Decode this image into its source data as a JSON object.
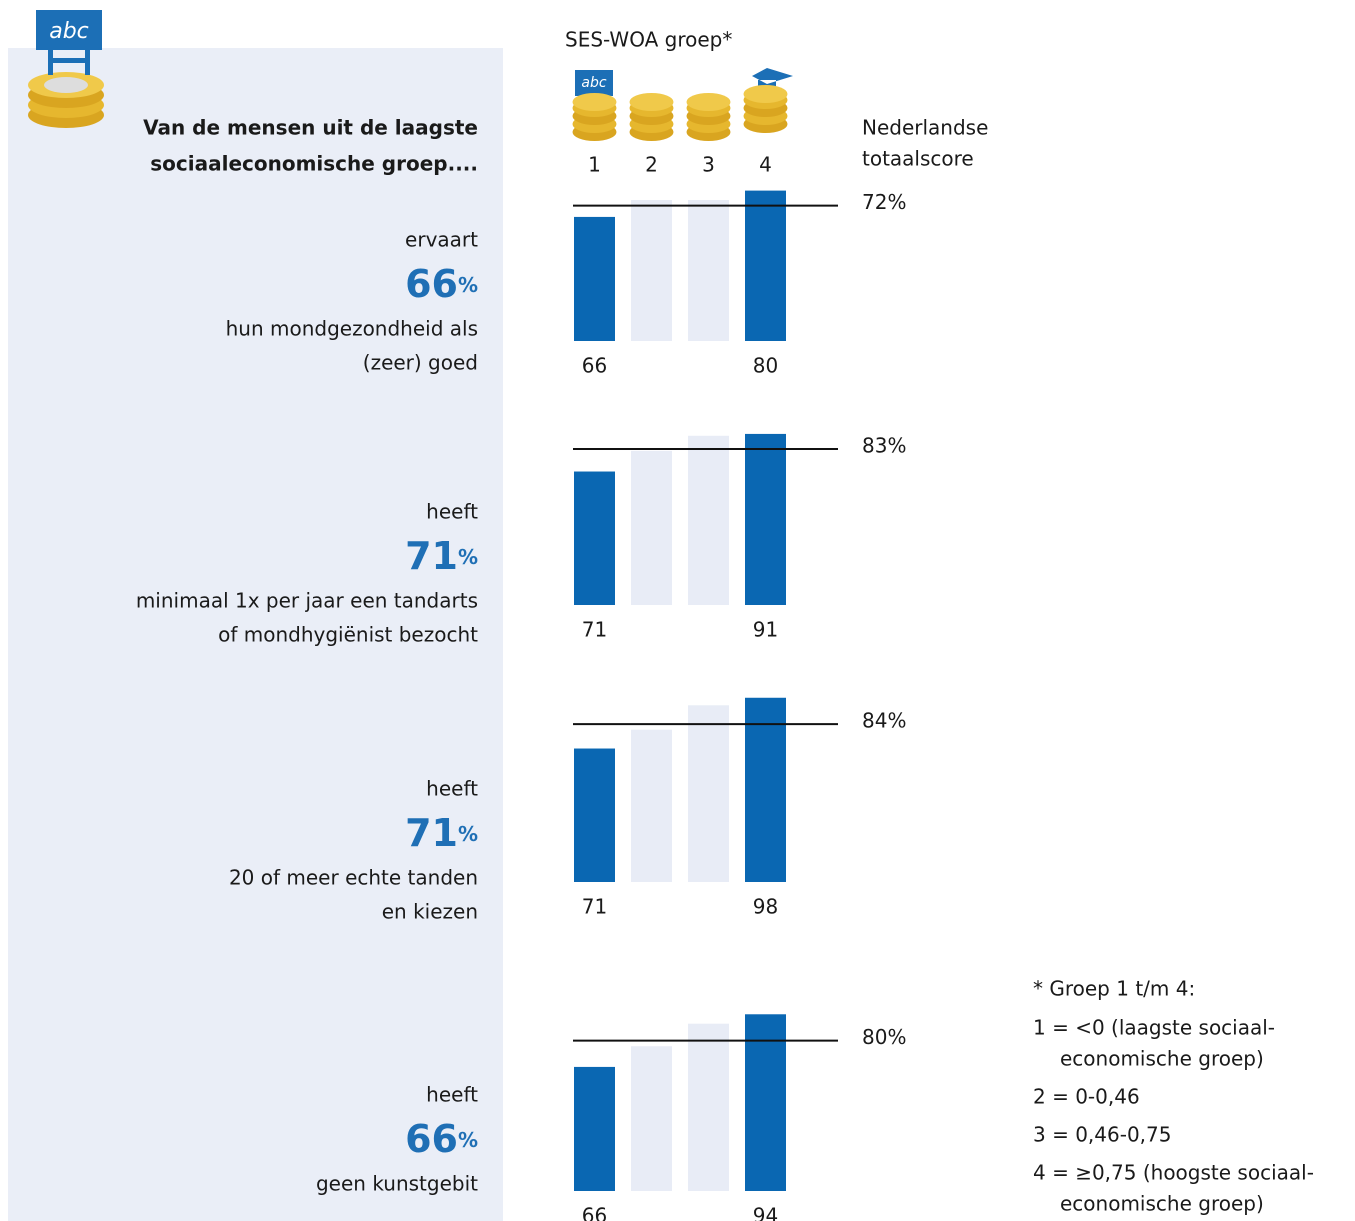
{
  "header": {
    "title_lines": [
      "Van de mensen uit de laagste",
      "sociaaleconomische groep...."
    ]
  },
  "legend_title": "SES-WOA groep*",
  "groups": [
    "1",
    "2",
    "3",
    "4"
  ],
  "reference_title": [
    "Nederlandse",
    "totaalscore"
  ],
  "footnote": {
    "title": "* Groep 1 t/m 4:",
    "items": [
      [
        "1 = <0 (laagste sociaal-",
        "economische groep)"
      ],
      [
        "2 = 0-0,46"
      ],
      [
        "3 = 0,46-0,75"
      ],
      [
        "4 = ≥0,75 (hoogste sociaal-",
        "economische groep)"
      ]
    ]
  },
  "chart_data": [
    {
      "type": "bar",
      "verb": "ervaart",
      "unit": "%",
      "description": [
        "hun mondgezondheid als",
        "(zeer) goed"
      ],
      "values": [
        66,
        75,
        75,
        80
      ],
      "colors": [
        "#0a67b2",
        "#e8ecf6",
        "#e8ecf6",
        "#0a67b2"
      ],
      "ylim": [
        0,
        100
      ],
      "reference": 72,
      "reference_label": "72%"
    },
    {
      "type": "bar",
      "verb": "heeft",
      "unit": "%",
      "description": [
        "minimaal 1x per jaar een tandarts",
        "of mondhygiënist bezocht"
      ],
      "values": [
        71,
        82,
        90,
        91
      ],
      "colors": [
        "#0a67b2",
        "#e8ecf6",
        "#e8ecf6",
        "#0a67b2"
      ],
      "ylim": [
        0,
        100
      ],
      "reference": 83,
      "reference_label": "83%"
    },
    {
      "type": "bar",
      "verb": "heeft",
      "unit": "%",
      "description": [
        "20 of meer echte tanden",
        "en kiezen"
      ],
      "values": [
        71,
        81,
        94,
        98
      ],
      "colors": [
        "#0a67b2",
        "#e8ecf6",
        "#e8ecf6",
        "#0a67b2"
      ],
      "ylim": [
        0,
        100
      ],
      "reference": 84,
      "reference_label": "84%"
    },
    {
      "type": "bar",
      "verb": "heeft",
      "unit": "%",
      "description": [
        "geen kunstgebit"
      ],
      "values": [
        66,
        77,
        89,
        94
      ],
      "colors": [
        "#0a67b2",
        "#e8ecf6",
        "#e8ecf6",
        "#0a67b2"
      ],
      "ylim": [
        0,
        100
      ],
      "reference": 80,
      "reference_label": "80%"
    }
  ]
}
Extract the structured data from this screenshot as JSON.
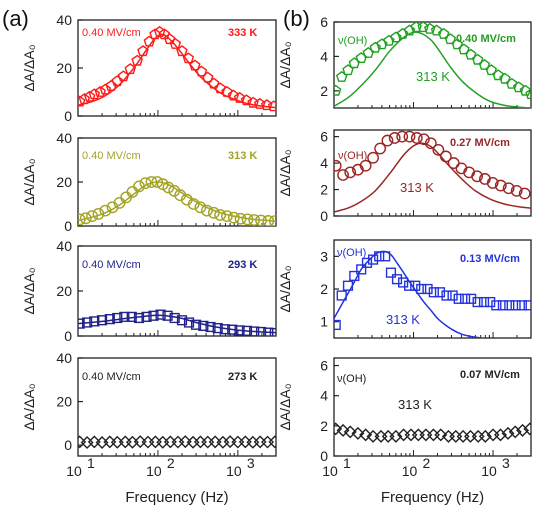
{
  "panel_labels": [
    "(a)",
    "(b)"
  ],
  "chart_data": [
    {
      "type": "scatter",
      "panel": "(a)",
      "field_label": "0.40 MV/cm",
      "temp_label": "333 K",
      "color": "#ff1a1a",
      "marker": "pentagon",
      "xlabel": "",
      "ylabel": "ΔA/ΔA₀",
      "xscale": "log",
      "xlim": [
        10,
        3000
      ],
      "ylim": [
        0,
        40
      ],
      "yticks": [
        0,
        20,
        40
      ],
      "xticks": [],
      "points_x": [
        10.5,
        12,
        14,
        16,
        19,
        22,
        26,
        31,
        37,
        45,
        55,
        65,
        78,
        92,
        105,
        120,
        140,
        165,
        200,
        240,
        290,
        350,
        420,
        500,
        600,
        730,
        880,
        1050,
        1280,
        1550,
        1880,
        2300,
        2800
      ],
      "points_y": [
        6,
        7,
        8,
        9,
        10,
        11,
        12.5,
        14.5,
        16.5,
        19.5,
        23,
        27,
        31,
        34,
        35,
        34,
        32,
        30,
        27,
        24,
        21,
        18.5,
        16,
        13.5,
        11.5,
        10,
        8.5,
        7.5,
        6.5,
        5.5,
        5,
        4.5,
        4
      ],
      "fit_curves": [
        {
          "x": [
            10,
            15,
            22,
            33,
            50,
            70,
            90,
            110,
            130,
            160,
            200,
            260,
            350,
            480,
            650,
            900,
            1300,
            1900,
            3000
          ],
          "y": [
            4.5,
            6,
            8.5,
            13,
            20,
            27,
            32,
            34,
            33,
            30,
            26,
            21,
            16,
            12,
            9,
            7,
            5.2,
            4.2,
            3.5
          ]
        }
      ],
      "curve_label": ""
    },
    {
      "type": "scatter",
      "panel": "(a)",
      "field_label": "0.40 MV/cm",
      "temp_label": "313 K",
      "color": "#a3a325",
      "marker": "circle",
      "xlabel": "",
      "ylabel": "ΔA/ΔA₀",
      "xscale": "log",
      "xlim": [
        10,
        3000
      ],
      "ylim": [
        0,
        40
      ],
      "yticks": [
        0,
        20,
        40
      ],
      "xticks": [],
      "points_x": [
        10.5,
        12.5,
        15,
        18,
        22,
        27,
        33,
        40,
        48,
        58,
        70,
        83,
        98,
        115,
        135,
        160,
        190,
        230,
        280,
        340,
        410,
        500,
        600,
        730,
        890,
        1080,
        1320,
        1600,
        1950,
        2400,
        2900
      ],
      "points_y": [
        3,
        3.5,
        4.5,
        5.5,
        7,
        8.5,
        10.5,
        13,
        15.5,
        18,
        19.5,
        20,
        20,
        19,
        17.5,
        16,
        14,
        12,
        10,
        8.5,
        7,
        6,
        5,
        4.5,
        3.8,
        3.3,
        3,
        2.7,
        2.5,
        2.3,
        2.2
      ],
      "fit_curves": [
        {
          "x": [
            10,
            15,
            22,
            33,
            50,
            70,
            95,
            120,
            150,
            200,
            270,
            380,
            550,
            800,
            1200,
            1800,
            3000
          ],
          "y": [
            2.5,
            4,
            6,
            9.5,
            14.5,
            18.5,
            20,
            19.5,
            18,
            15,
            12,
            9,
            6.5,
            4.8,
            3.6,
            2.8,
            2.2
          ]
        }
      ],
      "curve_label": ""
    },
    {
      "type": "scatter",
      "panel": "(a)",
      "field_label": "0.40 MV/cm",
      "temp_label": "293 K",
      "color": "#22228a",
      "marker": "square",
      "xlabel": "",
      "ylabel": "ΔA/ΔA₀",
      "xscale": "log",
      "xlim": [
        10,
        3000
      ],
      "ylim": [
        0,
        40
      ],
      "yticks": [
        0,
        20,
        40
      ],
      "xticks": [],
      "points_x": [
        10.5,
        13,
        16,
        20,
        25,
        31,
        38,
        47,
        58,
        72,
        88,
        108,
        132,
        162,
        200,
        245,
        300,
        370,
        455,
        560,
        690,
        850,
        1050,
        1300,
        1600,
        1950,
        2400,
        2900
      ],
      "points_y": [
        5.5,
        6,
        6.5,
        7,
        7.5,
        8,
        8.5,
        8.5,
        8,
        8.5,
        9,
        9.5,
        9,
        8,
        7,
        6,
        5,
        4.5,
        4,
        3.5,
        3,
        2.8,
        2.5,
        2.3,
        2,
        1.8,
        1.5,
        1.3
      ],
      "fit_curves": [
        {
          "x": [
            10,
            20,
            40,
            70,
            100,
            140,
            200,
            300,
            500,
            900,
            1600,
            3000
          ],
          "y": [
            5.5,
            6.5,
            7.8,
            8.8,
            9.2,
            8.8,
            7.8,
            6,
            4.2,
            2.8,
            2,
            1.5
          ]
        }
      ],
      "curve_label": ""
    },
    {
      "type": "scatter",
      "panel": "(a)",
      "field_label": "0.40 MV/cm",
      "temp_label": "273 K",
      "color": "#222222",
      "marker": "diamond",
      "xlabel": "Frequency (Hz)",
      "ylabel": "ΔA/ΔA₀",
      "xscale": "log",
      "xlim": [
        10,
        3000
      ],
      "ylim": [
        -5,
        40
      ],
      "yticks": [
        0,
        20,
        40
      ],
      "xticks": [
        "10",
        "10",
        "10"
      ],
      "xtick_exponents": [
        "1",
        "2",
        "3"
      ],
      "points_x": [
        10.5,
        13,
        16,
        20,
        25,
        31,
        39,
        48,
        60,
        75,
        93,
        115,
        143,
        178,
        220,
        275,
        340,
        420,
        520,
        650,
        800,
        1000,
        1240,
        1540,
        1900,
        2350,
        2900
      ],
      "points_y": [
        1.5,
        1.2,
        1.5,
        1.2,
        1.5,
        1.3,
        1.5,
        1.3,
        1.6,
        1.4,
        1.5,
        1.3,
        1.5,
        1.4,
        1.6,
        1.3,
        1.5,
        1.4,
        1.5,
        1.3,
        1.6,
        1.4,
        1.5,
        1.3,
        1.5,
        1.4,
        1.5
      ],
      "fit_curves": [],
      "curve_label": ""
    },
    {
      "type": "scatter",
      "panel": "(b)",
      "field_label": "0.40 MV/cm",
      "temp_label": "",
      "species_label": "ν(OH)",
      "color": "#22a022",
      "marker": "pentagon",
      "xlabel": "",
      "ylabel": "ΔA/ΔA₀",
      "xscale": "log",
      "xlim": [
        10,
        3000
      ],
      "ylim": [
        1,
        6
      ],
      "yticks": [
        2,
        4,
        6
      ],
      "xticks": [],
      "points_x": [
        10.5,
        12.5,
        15,
        18,
        22,
        27,
        33,
        40,
        49,
        60,
        73,
        89,
        108,
        132,
        160,
        195,
        240,
        290,
        355,
        430,
        525,
        640,
        780,
        950,
        1160,
        1410,
        1720,
        2100,
        2550,
        3000
      ],
      "points_y": [
        2,
        2.8,
        3.2,
        3.6,
        3.9,
        4.2,
        4.5,
        4.7,
        4.9,
        5.1,
        5.3,
        5.5,
        5.7,
        5.7,
        5.6,
        5.5,
        5.3,
        5,
        4.7,
        4.4,
        4.1,
        3.8,
        3.5,
        3.2,
        2.9,
        2.7,
        2.4,
        2.2,
        2,
        1.8
      ],
      "fit_curves": [
        {
          "x": [
            10,
            15,
            22,
            33,
            50,
            75,
            100,
            130,
            170,
            220,
            300,
            420,
            600,
            900,
            1400,
            2100,
            3000
          ],
          "y": [
            1.1,
            1.6,
            2.3,
            3.2,
            4.3,
            5.1,
            5.4,
            5.3,
            4.9,
            4.2,
            3.3,
            2.5,
            1.9,
            1.4,
            1.15,
            1.05,
            1
          ]
        }
      ],
      "curve_label": "313 K"
    },
    {
      "type": "scatter",
      "panel": "(b)",
      "field_label": "0.27 MV/cm",
      "temp_label": "",
      "species_label": "ν(OH)",
      "color": "#9b2525",
      "marker": "circle",
      "xlabel": "",
      "ylabel": "ΔA/ΔA₀",
      "xscale": "log",
      "xlim": [
        10,
        3000
      ],
      "ylim": [
        0,
        6.5
      ],
      "yticks": [
        0,
        2,
        4,
        6
      ],
      "xticks": [],
      "points_x": [
        10.5,
        13,
        16,
        20,
        25,
        31,
        38,
        47,
        58,
        72,
        89,
        110,
        135,
        165,
        205,
        255,
        320,
        400,
        500,
        630,
        790,
        990,
        1250,
        1570,
        1980,
        2500
      ],
      "points_y": [
        3.8,
        3.1,
        3.3,
        3.5,
        3.8,
        4.4,
        5.1,
        5.7,
        5.9,
        6,
        6,
        5.9,
        5.8,
        5.5,
        5,
        4.5,
        4,
        3.6,
        3.3,
        3,
        2.8,
        2.5,
        2.3,
        2.1,
        1.9,
        1.7
      ],
      "fit_curves": [
        {
          "x": [
            10,
            15,
            22,
            33,
            50,
            75,
            100,
            130,
            170,
            220,
            300,
            420,
            600,
            900,
            1400,
            2100,
            3000
          ],
          "y": [
            0.3,
            0.6,
            1.1,
            1.9,
            3.2,
            4.6,
            5.3,
            5.5,
            5.2,
            4.5,
            3.6,
            2.7,
            1.9,
            1.3,
            0.9,
            0.7,
            0.6
          ]
        }
      ],
      "curve_label": "313 K"
    },
    {
      "type": "scatter",
      "panel": "(b)",
      "field_label": "0.13 MV/cm",
      "temp_label": "",
      "species_label": "ν(OH)",
      "color": "#2233dd",
      "marker": "square",
      "xlabel": "",
      "ylabel": "ΔA/ΔA₀",
      "xscale": "log",
      "xlim": [
        10,
        3000
      ],
      "ylim": [
        0.5,
        3.5
      ],
      "yticks": [
        1,
        2,
        3
      ],
      "xticks": [],
      "points_x": [
        10.5,
        12.5,
        15,
        18,
        22,
        26,
        31,
        37,
        44,
        52,
        62,
        74,
        88,
        105,
        125,
        150,
        180,
        215,
        260,
        310,
        370,
        445,
        530,
        640,
        770,
        920,
        1100,
        1330,
        1600,
        1920,
        2300,
        2800
      ],
      "points_y": [
        0.9,
        1.8,
        2.1,
        2.4,
        2.6,
        2.8,
        2.9,
        3,
        3,
        2.5,
        2.3,
        2.2,
        2.1,
        2.1,
        2,
        2,
        1.9,
        1.9,
        1.8,
        1.8,
        1.7,
        1.7,
        1.7,
        1.6,
        1.6,
        1.6,
        1.5,
        1.5,
        1.5,
        1.5,
        1.5,
        1.5
      ],
      "fit_curves": [
        {
          "x": [
            10,
            13,
            17,
            22,
            28,
            35,
            43,
            52,
            62,
            75,
            90,
            110,
            135,
            165,
            200,
            250,
            310,
            400,
            520,
            700
          ],
          "y": [
            1.1,
            1.6,
            2.1,
            2.6,
            2.9,
            3.1,
            3.15,
            3.05,
            2.8,
            2.5,
            2.2,
            1.9,
            1.6,
            1.35,
            1.1,
            0.9,
            0.75,
            0.62,
            0.55,
            0.5
          ]
        }
      ],
      "curve_label": "313 K"
    },
    {
      "type": "scatter",
      "panel": "(b)",
      "field_label": "0.07 MV/cm",
      "temp_label": "",
      "species_label": "ν(OH)",
      "color": "#222222",
      "marker": "diamond",
      "xlabel": "Frequency (Hz)",
      "ylabel": "ΔA/ΔA₀",
      "xscale": "log",
      "xlim": [
        10,
        3000
      ],
      "ylim": [
        0,
        6.5
      ],
      "yticks": [
        0,
        2,
        4,
        6
      ],
      "xticks": [
        "10",
        "10",
        "10"
      ],
      "xtick_exponents": [
        "1",
        "2",
        "3"
      ],
      "points_x": [
        10.5,
        13,
        16,
        20,
        25,
        31,
        39,
        48,
        60,
        75,
        93,
        115,
        143,
        178,
        220,
        275,
        340,
        420,
        520,
        650,
        800,
        1000,
        1240,
        1540,
        1900,
        2350,
        2900
      ],
      "points_y": [
        1.8,
        1.7,
        1.6,
        1.5,
        1.4,
        1.3,
        1.3,
        1.3,
        1.3,
        1.4,
        1.4,
        1.4,
        1.4,
        1.4,
        1.4,
        1.3,
        1.3,
        1.3,
        1.3,
        1.3,
        1.3,
        1.4,
        1.4,
        1.5,
        1.6,
        1.7,
        1.8
      ],
      "fit_curves": [],
      "curve_label": "313 K"
    }
  ]
}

Exercise directions:
Copy out every line in the entries above that holds "JSON".

Task output:
Decode this image into its source data as a JSON object.
Extract the structured data from this screenshot as JSON.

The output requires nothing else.